- _TASK TO CARRY OUT_
Count how many lines contain the word "title". Please give only the number.
--- LISTED ENTRIES ---
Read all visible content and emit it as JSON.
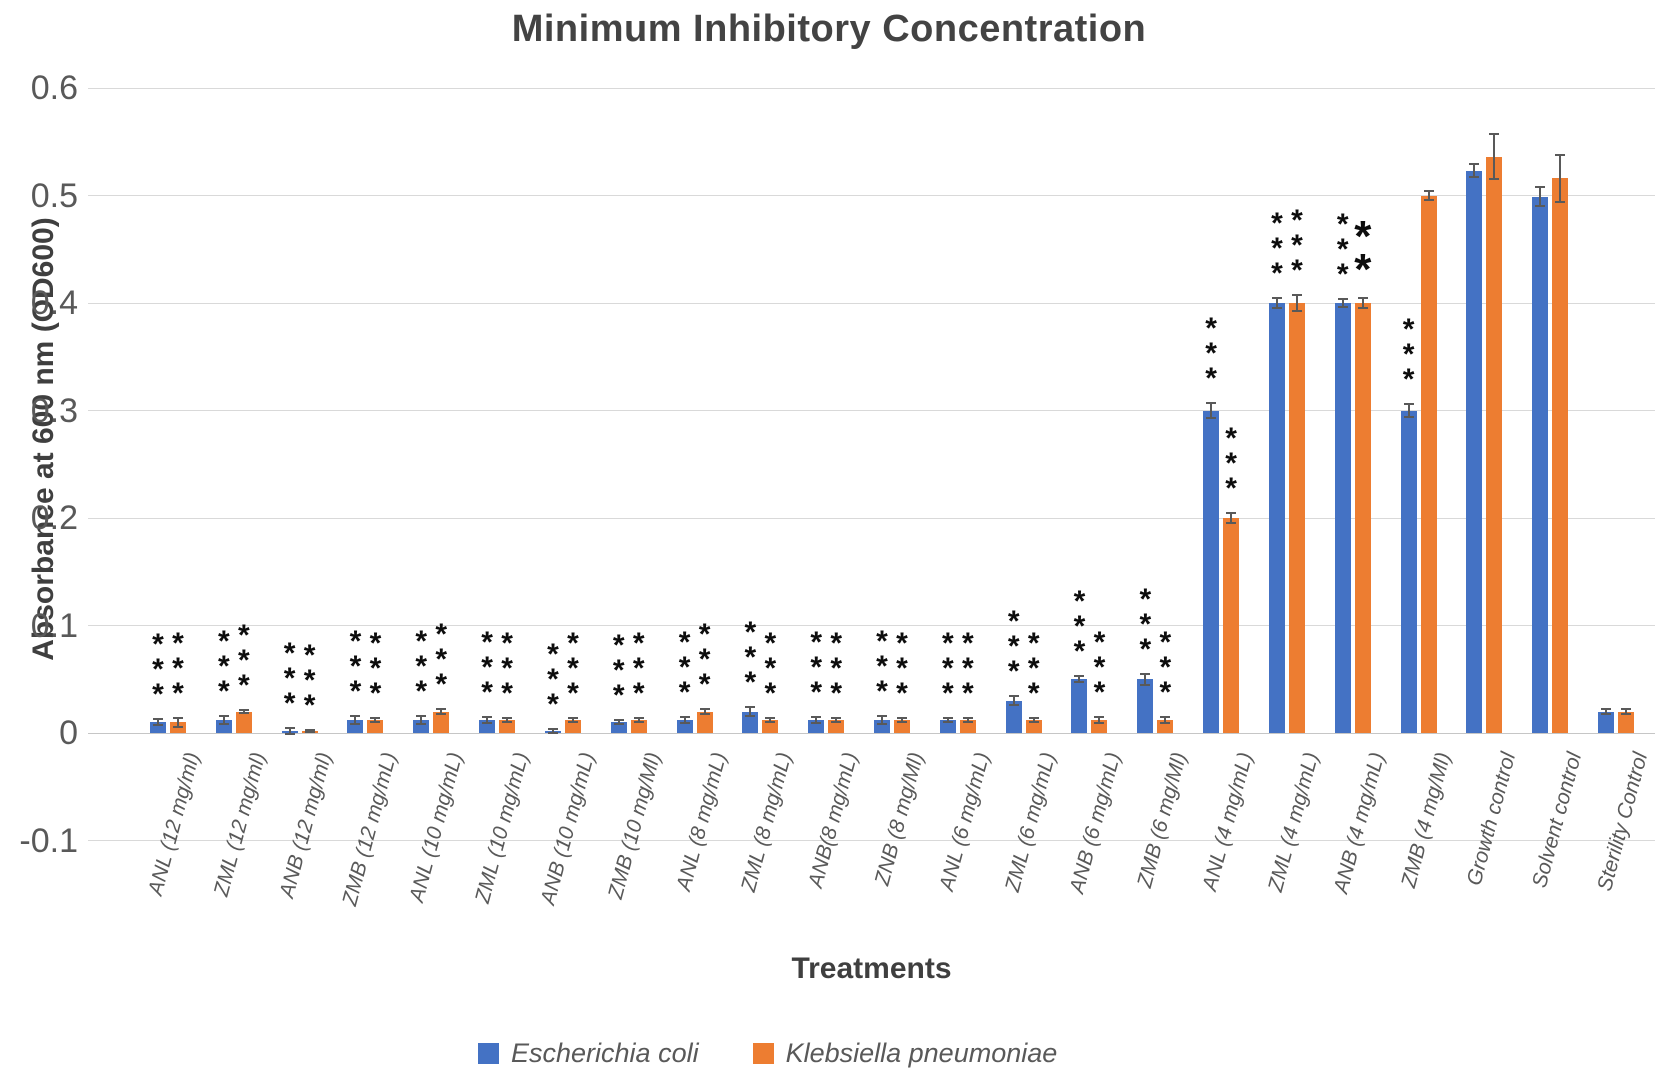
{
  "chart_data": {
    "type": "bar",
    "title": "Minimum Inhibitory Concentration",
    "xlabel": "Treatments",
    "ylabel": "Absorbance at 600 nm (OD600)",
    "ylim": [
      -0.1,
      0.6
    ],
    "ytick_labels": [
      "0.6",
      "0.5",
      "0.4",
      "0.3",
      "0.2",
      "0.1",
      "0",
      "-0.1"
    ],
    "grid": "horizontal",
    "legend_position": "bottom",
    "significance_note": "asterisk columns above bars",
    "categories": [
      "ANL (12 mg/ml)",
      "ZML (12 mg/ml)",
      "ANB (12 mg/ml)",
      "ZMB (12 mg/mL)",
      "ANL (10 mg/mL)",
      "ZML (10 mg/mL)",
      "ANB (10 mg/mL)",
      "ZMB (10 mg/Ml)",
      "ANL (8 mg/mL)",
      "ZML (8 mg/mL)",
      "ANB(8 mg/mL)",
      "ZNB (8 mg/Ml)",
      "ANL (6 mg/mL)",
      "ZML (6 mg/mL)",
      "ANB (6 mg/mL)",
      "ZMB (6 mg/Ml)",
      "ANL (4 mg/mL)",
      "ZML (4 mg/mL)",
      "ANB (4 mg/mL)",
      "ZMB (4 mg/Ml)",
      "Growth control",
      "Solvent control",
      "Sterility Control"
    ],
    "series": [
      {
        "name": "Escherichia coli",
        "color": "#4472C4",
        "values": [
          0.01,
          0.012,
          0.002,
          0.012,
          0.012,
          0.012,
          0.002,
          0.01,
          0.012,
          0.02,
          0.012,
          0.012,
          0.012,
          0.03,
          0.05,
          0.05,
          0.3,
          0.4,
          0.4,
          0.3,
          0.523,
          0.499,
          0.02
        ],
        "errors": [
          0.003,
          0.004,
          0.003,
          0.004,
          0.004,
          0.003,
          0.002,
          0.002,
          0.003,
          0.004,
          0.003,
          0.004,
          0.002,
          0.004,
          0.003,
          0.005,
          0.007,
          0.005,
          0.004,
          0.006,
          0.006,
          0.009,
          0.002
        ],
        "sig": [
          "***",
          "***",
          "***",
          "***",
          "***",
          "***",
          "***",
          "***",
          "***",
          "***",
          "***",
          "***",
          "***",
          "***",
          "***",
          "***",
          "***",
          "***",
          "***",
          "***",
          "",
          "",
          ""
        ]
      },
      {
        "name": "Klebsiella pneumoniae",
        "color": "#ED7D31",
        "values": [
          0.01,
          0.02,
          0.002,
          0.012,
          0.02,
          0.012,
          0.012,
          0.012,
          0.02,
          0.012,
          0.012,
          0.012,
          0.012,
          0.012,
          0.012,
          0.012,
          0.2,
          0.4,
          0.4,
          0.5,
          0.536,
          0.516,
          0.02
        ],
        "errors": [
          0.004,
          0.001,
          0.001,
          0.002,
          0.002,
          0.002,
          0.002,
          0.002,
          0.002,
          0.002,
          0.002,
          0.002,
          0.002,
          0.002,
          0.003,
          0.003,
          0.005,
          0.007,
          0.005,
          0.004,
          0.021,
          0.022,
          0.002
        ],
        "sig": [
          "***",
          "***",
          "***",
          "***",
          "***",
          "***",
          "***",
          "***",
          "***",
          "***",
          "***",
          "***",
          "***",
          "***",
          "***",
          "***",
          "***",
          "***",
          "**",
          "",
          "",
          "",
          ""
        ]
      }
    ]
  }
}
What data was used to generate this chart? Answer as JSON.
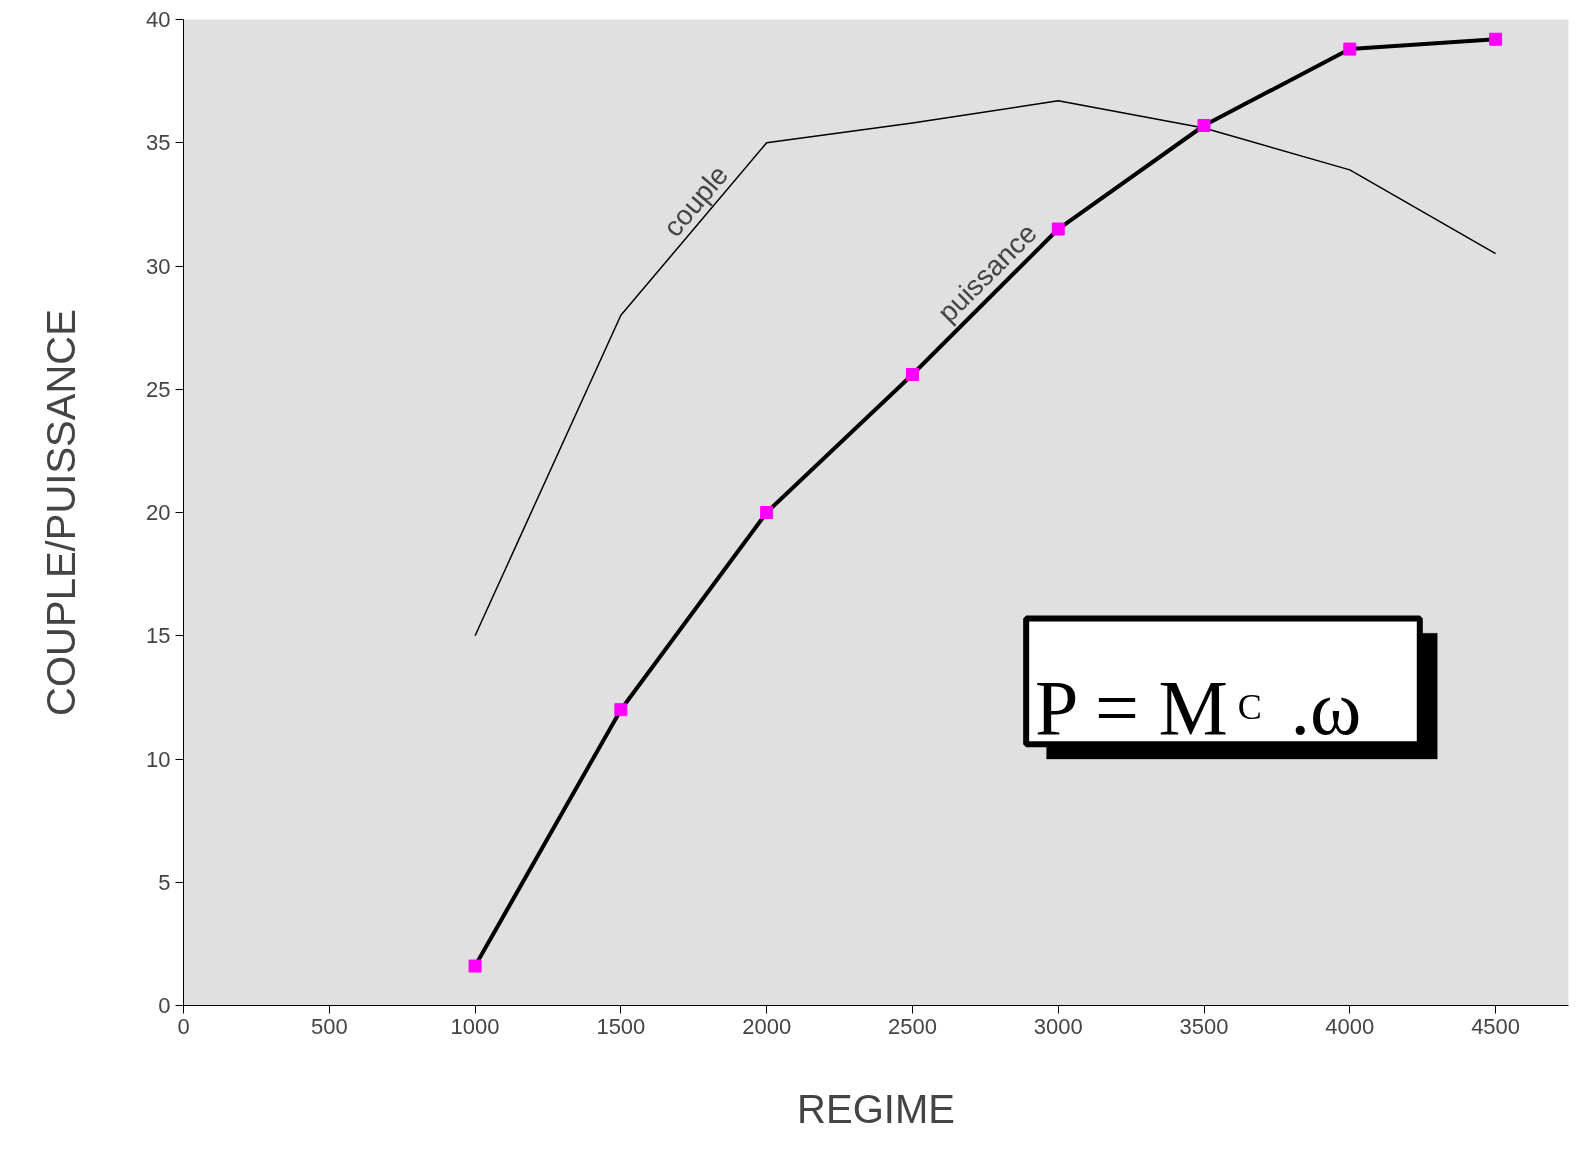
{
  "chart_data": {
    "type": "line",
    "xlabel": "REGIME",
    "ylabel": "COUPLE/PUISSANCE",
    "x": [
      1000,
      1500,
      2000,
      2500,
      3000,
      3500,
      4000,
      4500
    ],
    "series": [
      {
        "name": "couple",
        "color": "#000000",
        "marker": "none",
        "values": [
          15.0,
          28.0,
          35.0,
          35.8,
          36.7,
          35.6,
          33.9,
          30.5
        ]
      },
      {
        "name": "puissance",
        "color": "#000000",
        "marker": "square",
        "values": [
          1.6,
          12.0,
          20.0,
          25.6,
          31.5,
          35.7,
          38.8,
          39.2
        ]
      }
    ],
    "xlim": [
      0,
      4750
    ],
    "xticks": [
      0,
      500,
      1000,
      1500,
      2000,
      2500,
      3000,
      3500,
      4000,
      4500
    ],
    "ylim": [
      0,
      40
    ],
    "yticks": [
      0,
      5,
      10,
      15,
      20,
      25,
      30,
      35,
      40
    ],
    "annotations": [
      "P = M$_{C}$ .ω"
    ]
  }
}
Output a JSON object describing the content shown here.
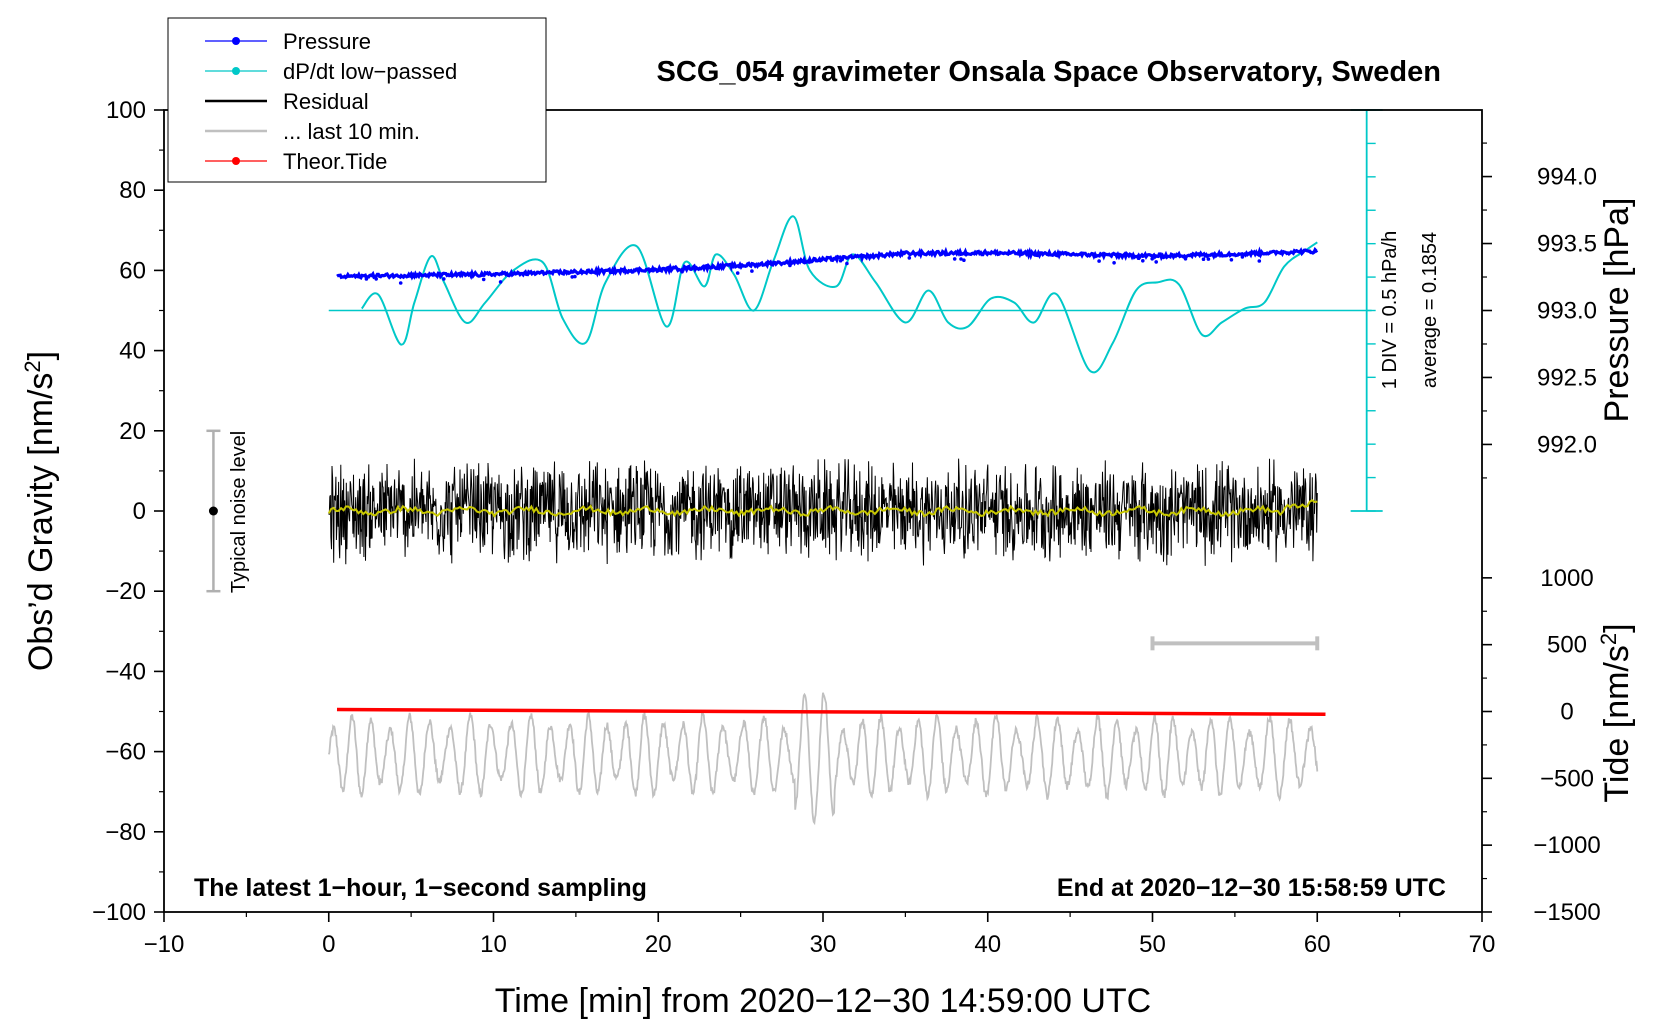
{
  "chart_data": {
    "type": "line",
    "title": "SCG_054 gravimeter Onsala Space Observatory, Sweden",
    "xlabel": "Time [min] from 2020−12−30 14:59:00 UTC",
    "ylabel_left": "Obs’d Gravity [nm/s²]",
    "ylabel_left_base": "Obs’d Gravity [nm/s",
    "ylabel_left_sup": "2",
    "ylabel_left_end": "]",
    "ylabel_pressure": "Pressure [hPa]",
    "ylabel_tide_base": "Tide [nm/s",
    "ylabel_tide_sup": "2",
    "ylabel_tide_end": "]",
    "xlim": [
      -10,
      70
    ],
    "ylim": [
      -100,
      100
    ],
    "x_ticks": [
      "−10",
      "0",
      "10",
      "20",
      "30",
      "40",
      "50",
      "60",
      "70"
    ],
    "x_tick_values": [
      -10,
      0,
      10,
      20,
      30,
      40,
      50,
      60,
      70
    ],
    "y_ticks": [
      "100",
      "80",
      "60",
      "40",
      "20",
      "0",
      "−20",
      "−40",
      "−60",
      "−80",
      "−100"
    ],
    "y_tick_values": [
      100,
      80,
      60,
      40,
      20,
      0,
      -20,
      -40,
      -60,
      -80,
      -100
    ],
    "pressure_ticks": [
      "994.0",
      "993.5",
      "993.0",
      "992.5",
      "992.0"
    ],
    "pressure_tick_values": [
      994.0,
      993.5,
      993.0,
      992.5,
      992.0
    ],
    "pressure_axis": {
      "hpa_at_obs50": 993.0,
      "obs_per_hpa": 33.4
    },
    "tide_ticks": [
      "1000",
      "500",
      "0",
      "−500",
      "−1000",
      "−1500"
    ],
    "tide_tick_values": [
      1000,
      500,
      0,
      -500,
      -1000,
      -1500
    ],
    "tide_axis": {
      "obs_at_tide0": -50,
      "obs_per_1000": 33.33
    },
    "legend": [
      {
        "label": "Pressure",
        "color": "#0000ff",
        "marker": "dot"
      },
      {
        "label": "dP/dt low−passed",
        "color": "#00c8c8",
        "marker": "dot"
      },
      {
        "label": "Residual",
        "color": "#000000",
        "marker": "line"
      },
      {
        "label": "... last 10 min.",
        "color": "#c0c0c0",
        "marker": "line"
      },
      {
        "label": "Theor.Tide",
        "color": "#ff0000",
        "marker": "dot"
      }
    ],
    "legend_position": "top-left",
    "annotations": {
      "noise_label": "Typical noise level",
      "noise_range": [
        -20,
        20
      ],
      "noise_x": -7,
      "dpdt_scale": "1 DIV = 0.5 hPa/h",
      "average": "average = 0.1854",
      "footer_left": "The latest 1−hour, 1−second sampling",
      "footer_right": "End at 2020−12−30 15:58:59 UTC",
      "last10_range": [
        50,
        60
      ],
      "last10_y": -33,
      "dpdt_axis_x": 63,
      "dpdt_axis_range": [
        0,
        100
      ],
      "dpdt_zero": 50
    },
    "colors": {
      "pressure": "#0000ff",
      "dpdt": "#00c8c8",
      "residual": "#000000",
      "smoothed": "#c8c800",
      "last10": "#c0c0c0",
      "tide": "#ff0000"
    },
    "series": [
      {
        "name": "Pressure",
        "x": [
          0.5,
          5,
          10,
          15,
          20,
          25,
          30,
          35,
          40,
          45,
          50,
          55,
          60
        ],
        "values": [
          58.5,
          58.8,
          59.0,
          59.6,
          60.2,
          61.2,
          62.7,
          64.2,
          64.4,
          64.0,
          63.6,
          64.1,
          64.8
        ]
      },
      {
        "name": "dP/dt low−passed",
        "x": [
          2,
          3,
          4.4,
          5.2,
          6.2,
          7,
          8.3,
          9.5,
          11.2,
          13,
          14.2,
          15.6,
          16.8,
          18.7,
          20.5,
          21.6,
          22.8,
          23.5,
          24.6,
          25.8,
          27,
          28.2,
          29.2,
          30.8,
          31.8,
          33.2,
          35,
          36.4,
          37.6,
          38.8,
          40.2,
          41.6,
          42.8,
          44.2,
          46.2,
          47.6,
          49,
          50.3,
          51.6,
          53,
          54.2,
          55.6,
          56.8,
          58,
          59.3,
          60
        ],
        "values": [
          50.5,
          54,
          41.5,
          52,
          63.5,
          57,
          47,
          52,
          60,
          62,
          48,
          42,
          57,
          66,
          46,
          62,
          56,
          64,
          59,
          50,
          62.5,
          73.5,
          60,
          56,
          64,
          57,
          47,
          55,
          47,
          46,
          53,
          52,
          47,
          54,
          35,
          42,
          55,
          57,
          56.5,
          44,
          47,
          50.5,
          52,
          61,
          65,
          67
        ]
      },
      {
        "name": "Residual",
        "x_range": [
          0,
          60
        ],
        "amplitude": 14
      },
      {
        "name": "... last 10 min.",
        "x_range": [
          0,
          60
        ],
        "center": -61,
        "amplitude": 10
      },
      {
        "name": "Theor.Tide",
        "x": [
          0.5,
          60.5
        ],
        "values": [
          -49.5,
          -50.7
        ]
      }
    ]
  }
}
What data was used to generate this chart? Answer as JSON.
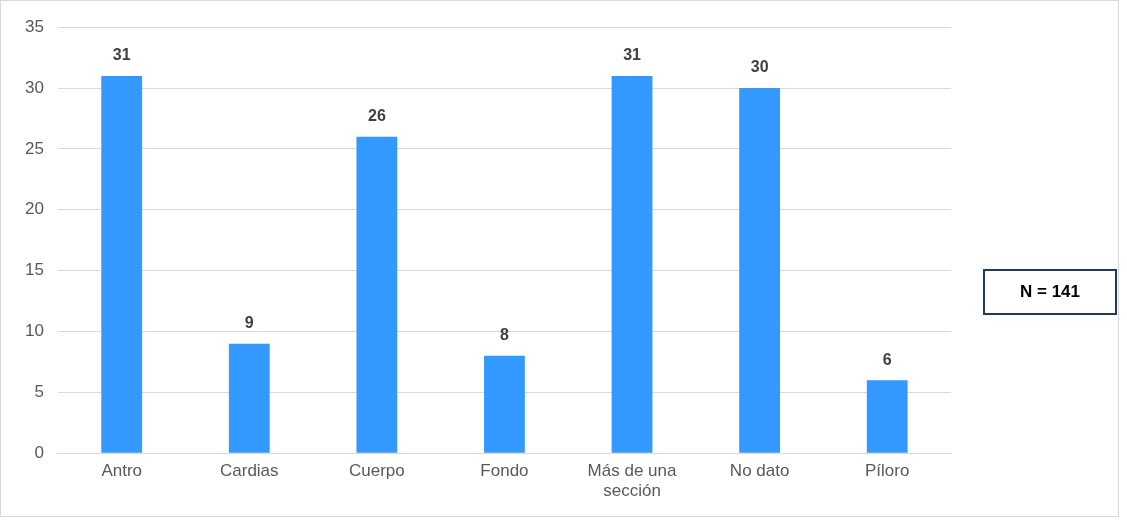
---
- _EXERCISE RESULT_
2